begin Records to process

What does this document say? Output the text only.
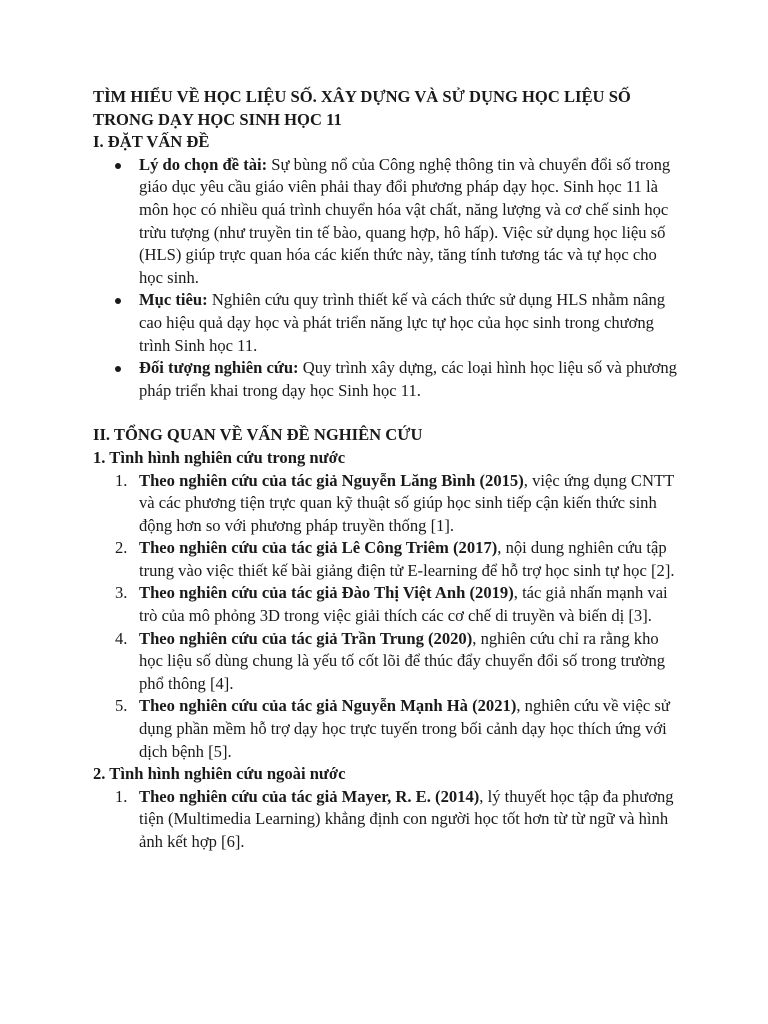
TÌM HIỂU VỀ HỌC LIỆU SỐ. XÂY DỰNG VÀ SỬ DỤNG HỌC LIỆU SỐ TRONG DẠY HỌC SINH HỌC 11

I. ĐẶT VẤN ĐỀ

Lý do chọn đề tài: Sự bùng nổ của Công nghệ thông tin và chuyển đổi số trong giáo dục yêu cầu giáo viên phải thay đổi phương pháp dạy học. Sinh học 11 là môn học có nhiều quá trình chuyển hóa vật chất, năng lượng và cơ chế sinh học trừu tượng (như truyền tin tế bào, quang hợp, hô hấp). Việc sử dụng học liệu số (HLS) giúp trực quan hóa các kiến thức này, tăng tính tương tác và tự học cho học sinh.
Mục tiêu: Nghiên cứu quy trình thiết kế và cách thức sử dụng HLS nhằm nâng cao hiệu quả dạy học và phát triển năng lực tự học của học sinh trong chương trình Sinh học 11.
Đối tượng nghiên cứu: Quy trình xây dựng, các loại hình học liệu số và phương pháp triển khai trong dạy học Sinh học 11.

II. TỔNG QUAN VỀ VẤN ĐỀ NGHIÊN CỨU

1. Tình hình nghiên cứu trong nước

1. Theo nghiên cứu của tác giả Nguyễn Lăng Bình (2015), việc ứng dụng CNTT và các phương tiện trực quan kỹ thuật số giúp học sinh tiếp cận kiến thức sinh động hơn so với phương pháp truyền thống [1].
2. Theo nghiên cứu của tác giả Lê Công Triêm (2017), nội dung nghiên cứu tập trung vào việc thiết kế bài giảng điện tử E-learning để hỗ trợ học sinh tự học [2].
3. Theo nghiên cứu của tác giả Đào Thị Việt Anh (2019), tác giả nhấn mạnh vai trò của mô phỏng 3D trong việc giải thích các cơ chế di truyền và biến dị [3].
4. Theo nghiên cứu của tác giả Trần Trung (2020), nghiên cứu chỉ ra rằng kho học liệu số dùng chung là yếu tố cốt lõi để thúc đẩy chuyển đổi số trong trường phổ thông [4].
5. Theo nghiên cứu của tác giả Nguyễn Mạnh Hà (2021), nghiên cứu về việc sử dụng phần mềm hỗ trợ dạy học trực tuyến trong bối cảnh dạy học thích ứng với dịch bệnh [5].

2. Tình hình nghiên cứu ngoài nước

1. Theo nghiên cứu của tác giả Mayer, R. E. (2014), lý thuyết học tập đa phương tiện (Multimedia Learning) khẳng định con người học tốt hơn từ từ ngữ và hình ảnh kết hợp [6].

end Records to process
begin Records to process

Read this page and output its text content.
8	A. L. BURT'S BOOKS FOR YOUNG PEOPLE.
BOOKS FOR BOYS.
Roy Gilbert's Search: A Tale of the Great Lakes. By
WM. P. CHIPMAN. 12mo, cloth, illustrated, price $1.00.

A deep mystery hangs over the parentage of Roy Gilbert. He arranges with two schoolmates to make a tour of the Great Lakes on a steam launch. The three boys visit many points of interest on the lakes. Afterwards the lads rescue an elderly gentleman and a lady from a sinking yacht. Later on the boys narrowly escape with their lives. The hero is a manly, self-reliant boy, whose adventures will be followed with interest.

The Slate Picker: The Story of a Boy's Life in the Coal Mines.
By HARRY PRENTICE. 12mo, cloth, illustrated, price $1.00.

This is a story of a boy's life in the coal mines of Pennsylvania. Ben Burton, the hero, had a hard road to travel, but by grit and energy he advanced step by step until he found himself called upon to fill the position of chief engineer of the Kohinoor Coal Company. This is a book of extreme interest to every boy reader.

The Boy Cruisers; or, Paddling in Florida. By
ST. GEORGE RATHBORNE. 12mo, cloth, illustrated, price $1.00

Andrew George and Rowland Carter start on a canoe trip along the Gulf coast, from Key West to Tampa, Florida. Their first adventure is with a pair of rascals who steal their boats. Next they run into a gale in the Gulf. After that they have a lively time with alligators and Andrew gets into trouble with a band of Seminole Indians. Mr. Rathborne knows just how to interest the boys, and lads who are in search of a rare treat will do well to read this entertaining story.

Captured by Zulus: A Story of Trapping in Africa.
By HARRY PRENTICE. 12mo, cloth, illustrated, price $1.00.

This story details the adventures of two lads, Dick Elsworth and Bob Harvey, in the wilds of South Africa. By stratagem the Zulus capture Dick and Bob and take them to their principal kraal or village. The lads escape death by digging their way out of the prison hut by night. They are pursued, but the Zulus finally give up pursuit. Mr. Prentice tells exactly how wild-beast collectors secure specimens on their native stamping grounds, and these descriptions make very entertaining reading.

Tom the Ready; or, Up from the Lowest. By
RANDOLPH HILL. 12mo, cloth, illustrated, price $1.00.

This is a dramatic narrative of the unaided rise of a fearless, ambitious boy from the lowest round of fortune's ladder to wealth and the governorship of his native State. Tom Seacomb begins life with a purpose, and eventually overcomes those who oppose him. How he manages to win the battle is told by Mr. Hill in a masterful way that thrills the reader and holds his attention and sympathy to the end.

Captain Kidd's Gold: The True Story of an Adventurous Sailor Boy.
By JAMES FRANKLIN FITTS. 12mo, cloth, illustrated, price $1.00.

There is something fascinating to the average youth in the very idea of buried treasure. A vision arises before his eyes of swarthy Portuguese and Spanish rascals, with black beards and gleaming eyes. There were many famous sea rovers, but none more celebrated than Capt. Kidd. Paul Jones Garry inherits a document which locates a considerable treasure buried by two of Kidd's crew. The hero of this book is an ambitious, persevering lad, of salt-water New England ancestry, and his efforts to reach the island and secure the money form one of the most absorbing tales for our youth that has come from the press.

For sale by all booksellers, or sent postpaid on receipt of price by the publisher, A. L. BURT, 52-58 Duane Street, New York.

end Records to process

Pick every line with "thích" in it and copy it.

3. Theo nghiên cứu của tác giả Đào Thị Việt Anh (2019), tác giả nhấn mạnh vai trò của mô phỏng 3D trong việc giải thích các cơ chế di truyền và biến dị [3].
5. Theo nghiên cứu của tác giả Nguyễn Mạnh Hà (2021), nghiên cứu về việc sử dụng phần mềm hỗ trợ dạy học trực tuyến trong bối cảnh dạy học thích ứng với dịch bệnh [5].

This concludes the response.